--- 抜粋 ---
外壁塗装工事において、シーリング工事(コーキング工事)は塗装と同等、あるいはそれ以上に重要な役割を担います。
特にサイディングボード外壁やALC外壁では、建物の防水性能の多くをシーリングが担っています。
本記事では、シーリング工事について
**「工事の流れ」「種類」「打ち替え・増し打ち」「2面接着・3面接着」**を
専門用語を交えて学術的に解説します。
1. シーリング工事とは何か(定義)
**シーリング(Sealing)**とは、
外壁材同士の継ぎ目(目地)や、異素材の取り合い部に
弾性を持つ充填材(シーリング材)を施工し、水密性・気密性を確保する工事です。
主な役割
- 雨水の侵入防止(防水性能)
- 外壁材の動き(熱伸縮・地震)への追従
- 下地・躯体の保護
👉 塗膜は「表面保護」、
👉 シーリングは「構造的防水要素」と位置づけられます。
2. サイディングボード・ALCとシーリングの関係
サイディングボード外壁
- パネル同士の縦・横目地が多い
- シーリングの劣化=雨水侵入リスク直結
ALC外壁
- パネル間の目地が非常に多い
- 防水性能をシーリングに大きく依存する構造
そのため両外壁では、
**「塗装よりも先に、正しいシーリング工事が行われているか」**が極めて重要です。
3. シーリング工事の基本的な流れ
① 既存シーリング材の撤去(打ち替えの場合)
- 劣化した既存材を完全撤去
- 撤去不良は早期破断の原因になる
② 清掃・下地調整
- 目地内部のゴミ・粉塵除去
- 接着阻害因子の除去
③ プライマー塗布
- 接着促進剤
- 下地とシーリング材の密着性を確保
④ ボンドブレーカー設置(必要に応じて)
- 3面接着防止のための重要工程
⑤ シーリング材充填
- 適正断面・適正量の充填
⑥ ヘラ押さえ・仕上げ
- 表面成形
- 空気混入の防止
4. シーリング材の種類(材料学的視点)
主なシーリング材
- 変成シリコン系
- 塗装可
- 現在の主流
- ウレタン系
- 密着性が高い
- 紫外線に弱い
- シリコン系 絶対NG ホームセンターでお客様がよくこれを買って外壁補修していますが密着不良の原因になります
- 耐候性は高いが塗装不可
👉 外壁改修では変成シリコン系が標準とされます。
--- データ行 ---
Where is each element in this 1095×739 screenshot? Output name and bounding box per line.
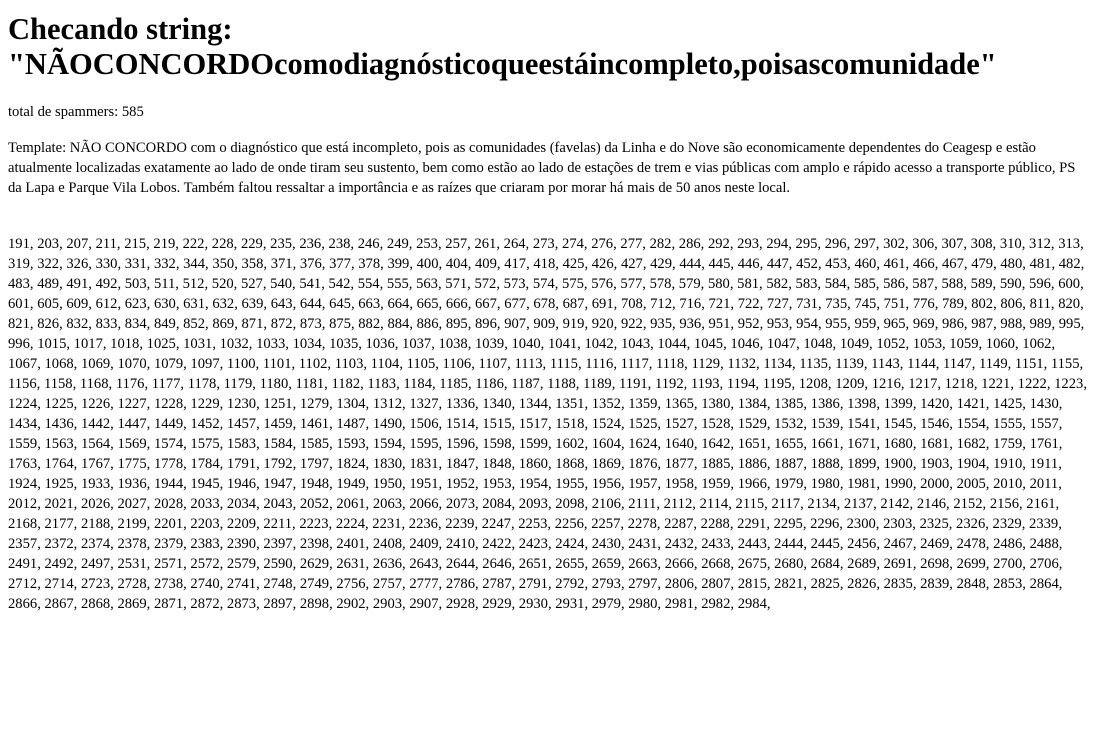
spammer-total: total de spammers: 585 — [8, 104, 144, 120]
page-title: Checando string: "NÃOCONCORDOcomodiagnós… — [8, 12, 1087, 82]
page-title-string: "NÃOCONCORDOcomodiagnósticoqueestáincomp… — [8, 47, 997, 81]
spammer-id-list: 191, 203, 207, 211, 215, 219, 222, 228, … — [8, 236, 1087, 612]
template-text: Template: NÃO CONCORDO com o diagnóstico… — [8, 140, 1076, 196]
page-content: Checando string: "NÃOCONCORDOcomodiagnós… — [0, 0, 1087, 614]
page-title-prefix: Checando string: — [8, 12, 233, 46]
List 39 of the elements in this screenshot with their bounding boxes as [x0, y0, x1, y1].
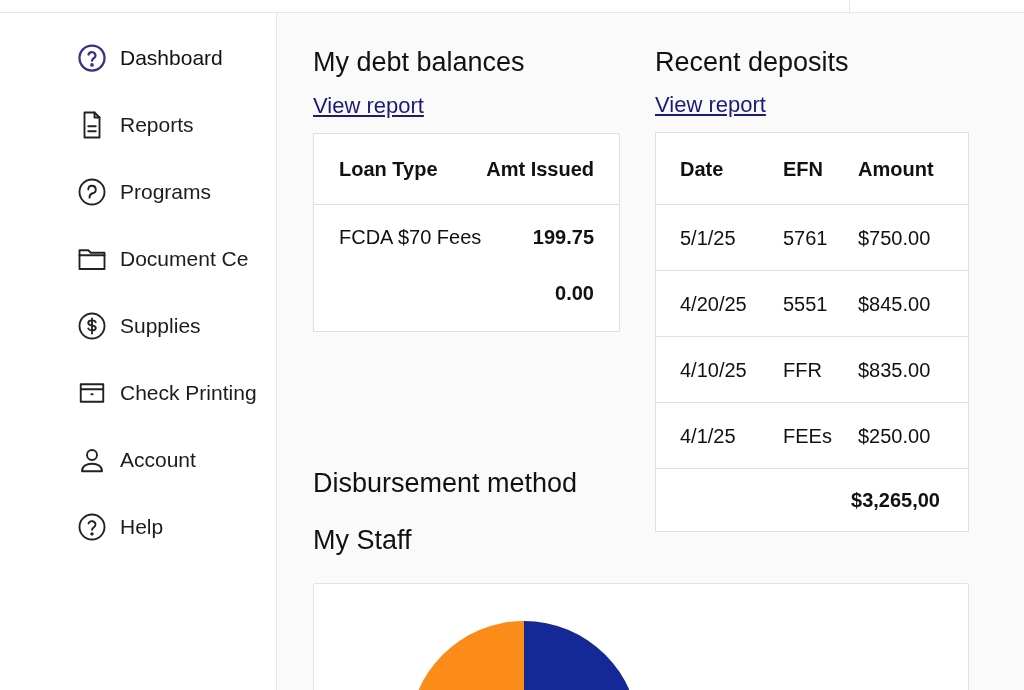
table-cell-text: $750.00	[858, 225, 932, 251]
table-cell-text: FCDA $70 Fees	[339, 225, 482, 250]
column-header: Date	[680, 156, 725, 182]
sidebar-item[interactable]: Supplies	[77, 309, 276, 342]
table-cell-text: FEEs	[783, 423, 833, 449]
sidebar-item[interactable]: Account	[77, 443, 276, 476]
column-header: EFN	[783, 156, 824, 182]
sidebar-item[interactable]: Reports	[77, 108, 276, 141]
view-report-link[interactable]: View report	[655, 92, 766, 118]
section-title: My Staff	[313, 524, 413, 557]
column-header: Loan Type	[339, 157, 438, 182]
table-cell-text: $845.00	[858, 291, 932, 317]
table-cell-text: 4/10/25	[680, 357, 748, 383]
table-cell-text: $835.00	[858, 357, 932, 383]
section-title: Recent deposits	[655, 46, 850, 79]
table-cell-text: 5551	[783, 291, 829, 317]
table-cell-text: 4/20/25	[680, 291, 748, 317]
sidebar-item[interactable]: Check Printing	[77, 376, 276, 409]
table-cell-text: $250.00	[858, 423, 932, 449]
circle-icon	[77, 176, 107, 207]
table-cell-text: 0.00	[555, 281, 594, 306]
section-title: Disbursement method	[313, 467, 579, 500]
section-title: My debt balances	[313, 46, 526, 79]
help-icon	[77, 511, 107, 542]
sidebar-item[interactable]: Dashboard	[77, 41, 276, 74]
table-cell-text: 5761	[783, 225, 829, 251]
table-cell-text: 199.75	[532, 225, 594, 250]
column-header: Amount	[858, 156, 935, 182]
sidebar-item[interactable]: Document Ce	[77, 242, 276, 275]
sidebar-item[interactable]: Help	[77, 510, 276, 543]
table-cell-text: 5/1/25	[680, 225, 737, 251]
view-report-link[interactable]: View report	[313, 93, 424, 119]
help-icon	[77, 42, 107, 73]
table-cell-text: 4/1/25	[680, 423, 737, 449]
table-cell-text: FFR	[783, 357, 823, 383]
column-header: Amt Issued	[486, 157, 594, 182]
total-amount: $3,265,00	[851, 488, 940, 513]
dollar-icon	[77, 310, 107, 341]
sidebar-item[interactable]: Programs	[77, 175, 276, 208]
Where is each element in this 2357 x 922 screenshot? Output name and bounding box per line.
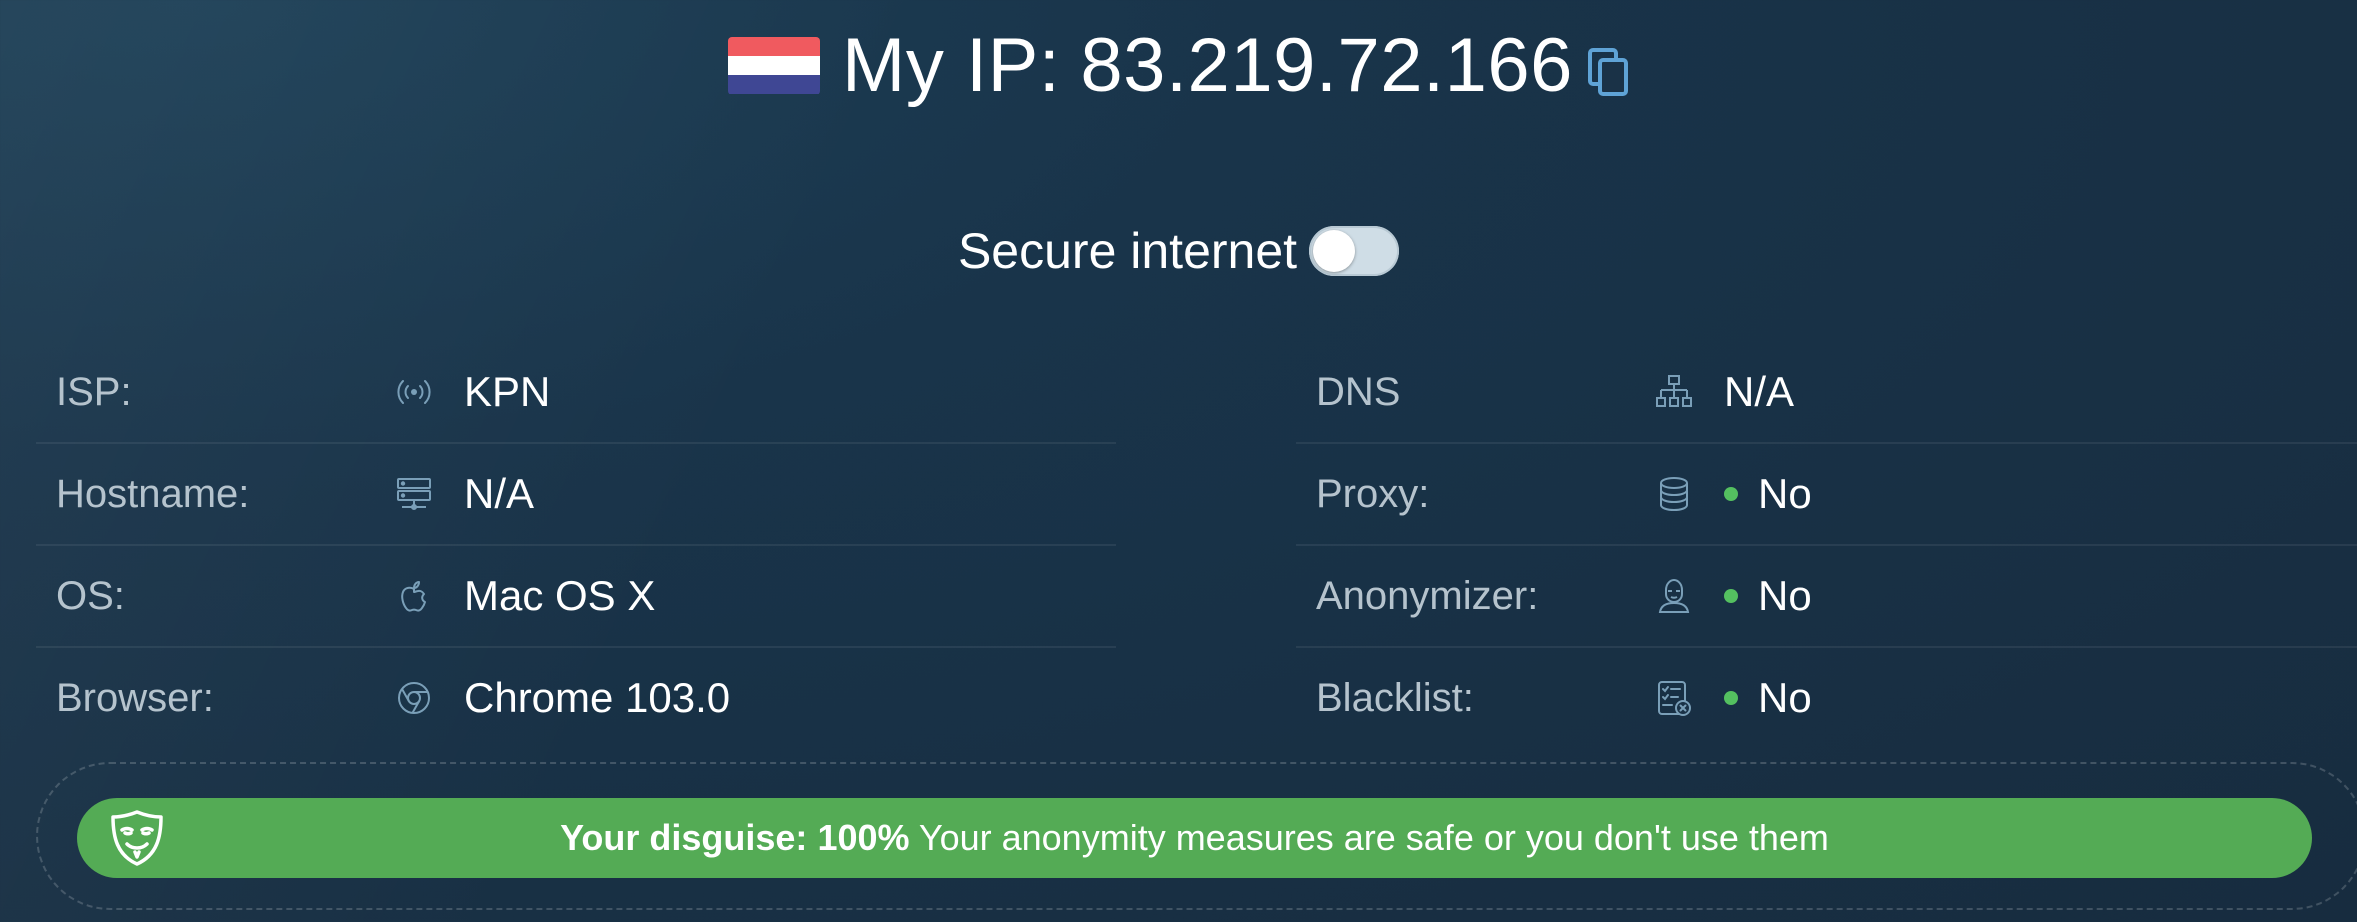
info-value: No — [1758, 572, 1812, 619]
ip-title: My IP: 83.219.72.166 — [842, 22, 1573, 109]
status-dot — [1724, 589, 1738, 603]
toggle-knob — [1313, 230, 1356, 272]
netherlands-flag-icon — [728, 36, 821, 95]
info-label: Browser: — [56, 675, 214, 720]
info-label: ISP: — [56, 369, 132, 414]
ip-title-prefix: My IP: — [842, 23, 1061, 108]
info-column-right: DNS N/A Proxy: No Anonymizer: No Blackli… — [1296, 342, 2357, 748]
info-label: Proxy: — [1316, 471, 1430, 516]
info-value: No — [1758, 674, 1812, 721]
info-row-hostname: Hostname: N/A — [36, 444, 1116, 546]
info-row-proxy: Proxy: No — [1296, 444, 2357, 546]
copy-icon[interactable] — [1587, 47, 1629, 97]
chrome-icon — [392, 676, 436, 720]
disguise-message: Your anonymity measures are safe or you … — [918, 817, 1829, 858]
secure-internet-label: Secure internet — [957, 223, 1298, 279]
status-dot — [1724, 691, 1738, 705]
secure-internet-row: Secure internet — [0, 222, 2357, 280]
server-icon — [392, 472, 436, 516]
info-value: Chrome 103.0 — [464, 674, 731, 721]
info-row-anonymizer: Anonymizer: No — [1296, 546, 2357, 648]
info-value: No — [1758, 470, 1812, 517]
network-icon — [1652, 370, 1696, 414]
---
**課題一覧**
(A) シーリング工事の解説で、基本的な流れとして示された工程を順にすべて挙げよ。
(B) シーリング工事の解説のうち、「2. サイディングボード・ALCとシーリングの関係」から「① 既存シーリング材の撤去(打ち替えの場合)」までの部分を、「極めて重要」を「非常に重要」に差し替えて書き直せ。
(C) シーリング工事の解説の続きを、最後の文の後から書き継げ。

**解答例**
(A)
① 既存シーリング材の撤去(打ち替えの場合)
② 清掃・下地調整
③ プライマー塗布
④ ボンドブレーカー設置(必要に応じて)
⑤ シーリング材充填
⑥ ヘラ押さえ・仕上げ

(B)
2. サイディングボード・ALCとシーリングの関係
サイディングボード外壁
- パネル同士の縦・横目地が多い
- シーリングの劣化=雨水侵入リスク直結
ALC外壁
- パネル間の目地が非常に多い
- 防水性能をシーリングに大きく依存する構造
そのため両外壁では、
**「塗装よりも先に、正しいシーリング工事が行われているか」**が非常に重要です。
3. シーリング工事の基本的な流れ
① 既存シーリング材の撤去(打ち替えの場合)

(C)
5. 打ち替えと増し打ちの違い
打ち替え(推奨)
- 既存シーリングを完全撤去
- 新規に充填
メリット
- 耐久性が最も高い
- 内部劣化をリセットできる
増し打ち(ALCで採用されるケースあり)
- 既存材を撤去せず、上から充填
採用理由
- ALC目地が深く、撤去困難な場合
- 躯体保護を優先する場合
注意点
- 密着不良のリスク
- 施工判断には経験が必要
👉 「ALC=必ず増し打ち」ではない。ほとんどが増し打ちするケースが大半。
👉 現地状況判断が必須
6. 2面接着と3面接着(最重要理論)
2面接着(正解)
- 左右の外壁材に接着
- 底面には接着させない
効果
- シーリング材が伸縮に追従
- 応力分散が可能
3面接着(NG)
- 左右+底面に接着
問題点
- 伸縮できず、中央破断を起こす
- 耐久性が著しく低下
なぜ3面接着はダメなのか(学術的説明)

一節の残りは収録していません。